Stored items
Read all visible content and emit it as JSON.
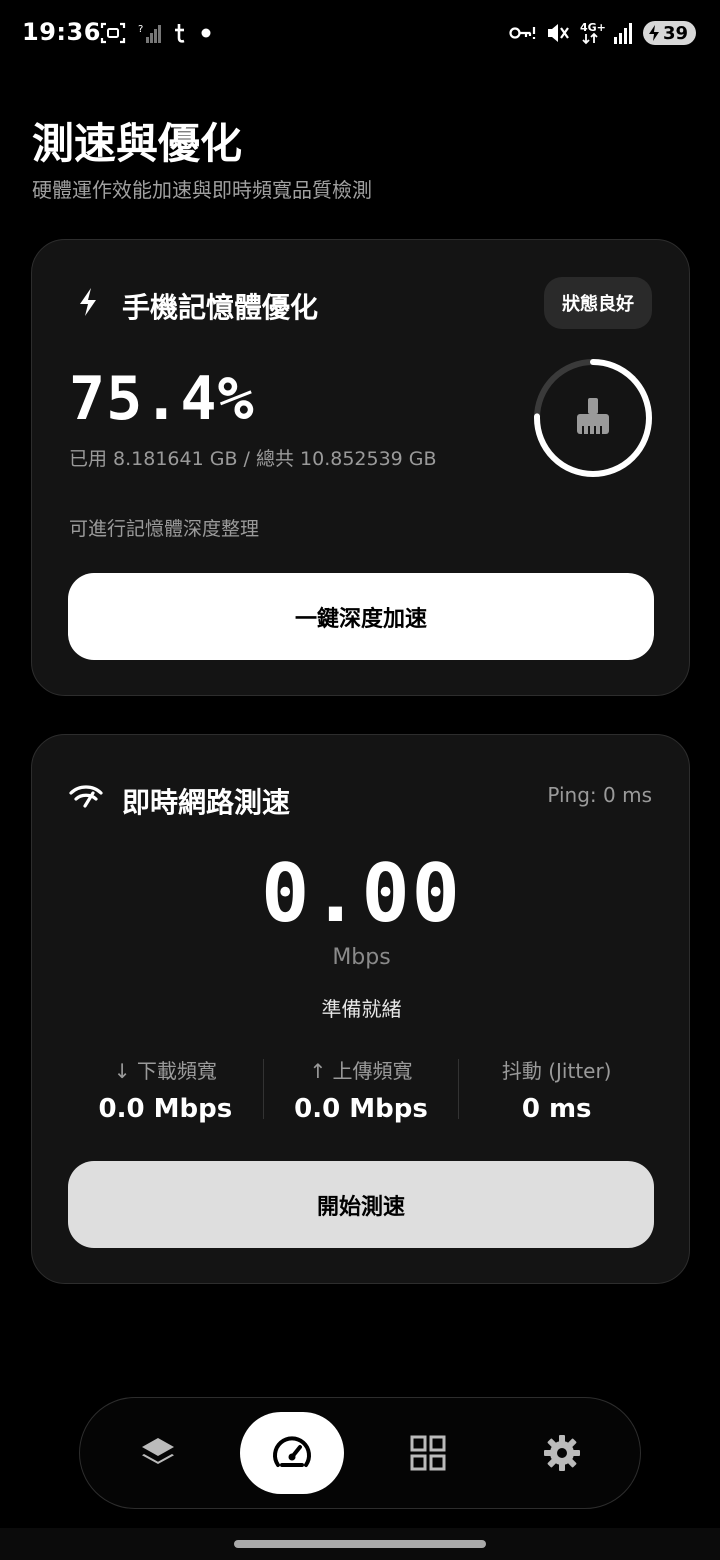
{
  "status_bar": {
    "time": "19:36",
    "left_icons": [
      "screenshot-icon",
      "no-signal-icon",
      "t-app-icon",
      "dot-icon"
    ],
    "right_icons": [
      "vpn-key-icon",
      "mute-icon",
      "4g-icon",
      "signal-icon"
    ],
    "network_label": "4G+",
    "battery": "39"
  },
  "header": {
    "title": "測速與優化",
    "subtitle": "硬體運作效能加速與即時頻寬品質檢測"
  },
  "memory_card": {
    "title": "手機記憶體優化",
    "icon": "lightning-icon",
    "status_chip": "狀態良好",
    "percent_text": "75.4%",
    "usage_fraction": 0.754,
    "usage_text": "已用 8.181641 GB / 總共 10.852539 GB",
    "note": "可進行記憶體深度整理",
    "ring_icon": "broom-icon",
    "button_label": "一鍵深度加速"
  },
  "network_card": {
    "title": "即時網路測速",
    "icon": "wifi-speed-icon",
    "ping": "Ping: 0 ms",
    "speed_value": "0.00",
    "speed_unit": "Mbps",
    "status": "準備就緒",
    "metrics": [
      {
        "label": "↓ 下載頻寬",
        "value": "0.0 Mbps"
      },
      {
        "label": "↑ 上傳頻寬",
        "value": "0.0 Mbps"
      },
      {
        "label": "抖動 (Jitter)",
        "value": "0 ms"
      }
    ],
    "button_label": "開始測速"
  },
  "bottom_nav": {
    "items": [
      {
        "icon": "layers-icon",
        "active": false
      },
      {
        "icon": "speedometer-icon",
        "active": true
      },
      {
        "icon": "grid-icon",
        "active": false
      },
      {
        "icon": "gear-icon",
        "active": false
      }
    ]
  },
  "colors": {
    "background": "#000000",
    "card": "#141414",
    "accent": "#ffffff",
    "muted_text": "#9a9a9a"
  }
}
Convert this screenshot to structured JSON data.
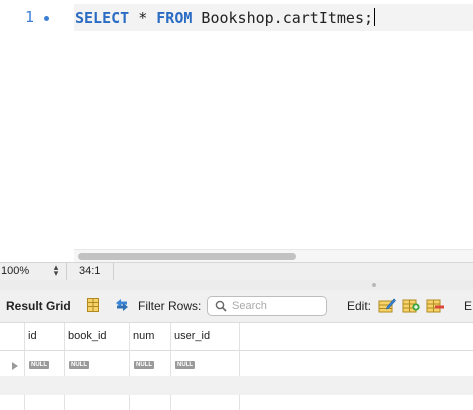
{
  "editor": {
    "line_number": "1",
    "code": {
      "kw1": "SELECT",
      "star": " * ",
      "kw2": "FROM",
      "rest": " Bookshop.cartItmes;"
    }
  },
  "status": {
    "zoom": "100%",
    "cursor_position": "34:1"
  },
  "toolbar": {
    "title": "Result Grid",
    "filter_label": "Filter Rows:",
    "search_placeholder": "Search",
    "edit_label": "Edit:",
    "export_label": "E:"
  },
  "grid": {
    "columns": [
      "id",
      "book_id",
      "num",
      "user_id"
    ],
    "rows": [
      [
        "NULL",
        "NULL",
        "NULL",
        "NULL"
      ]
    ]
  },
  "colors": {
    "keyword": "#2a6bc3",
    "line_number": "#3d7fd6",
    "null_badge": "#9b9b9b"
  }
}
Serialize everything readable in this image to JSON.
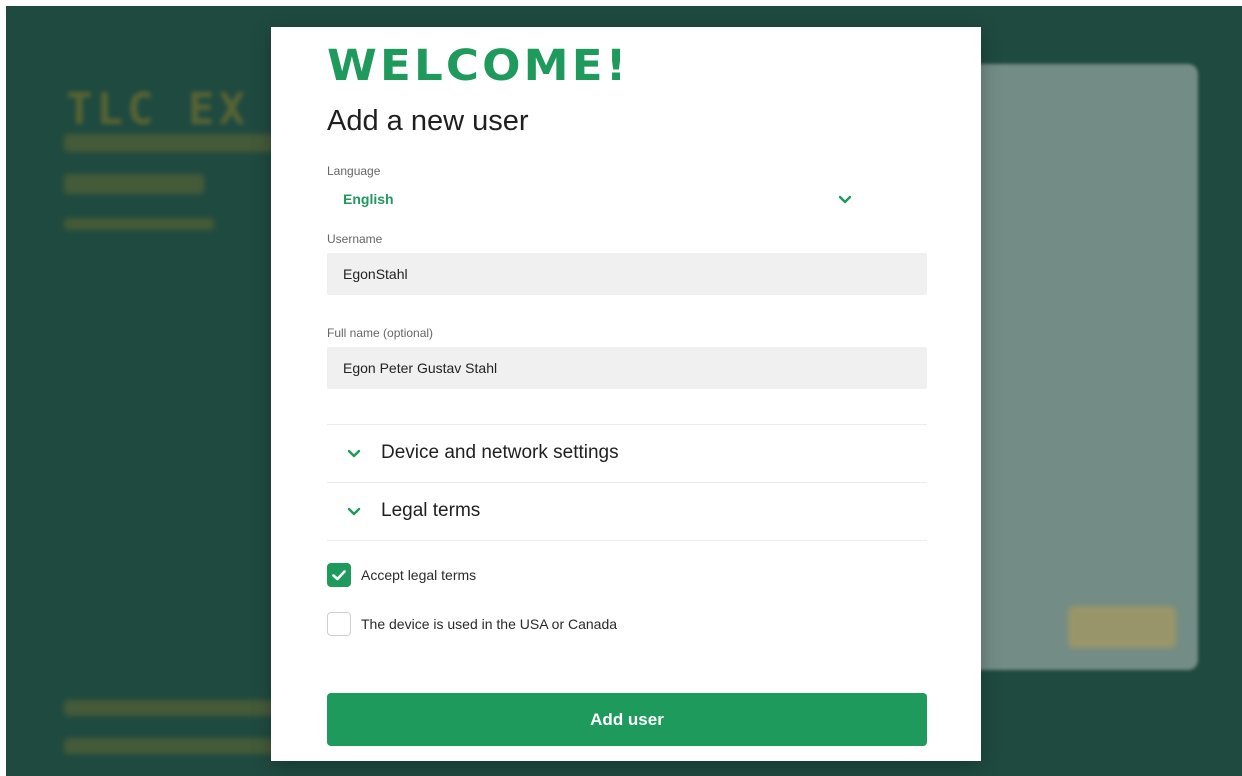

WHAT TO DO >>
Scan the lines for the string "screenshot". Copy out each line that matches.

TASK RESPONSE >>
      "screenshot-icon",
Convert this screenshot to structured JSON data.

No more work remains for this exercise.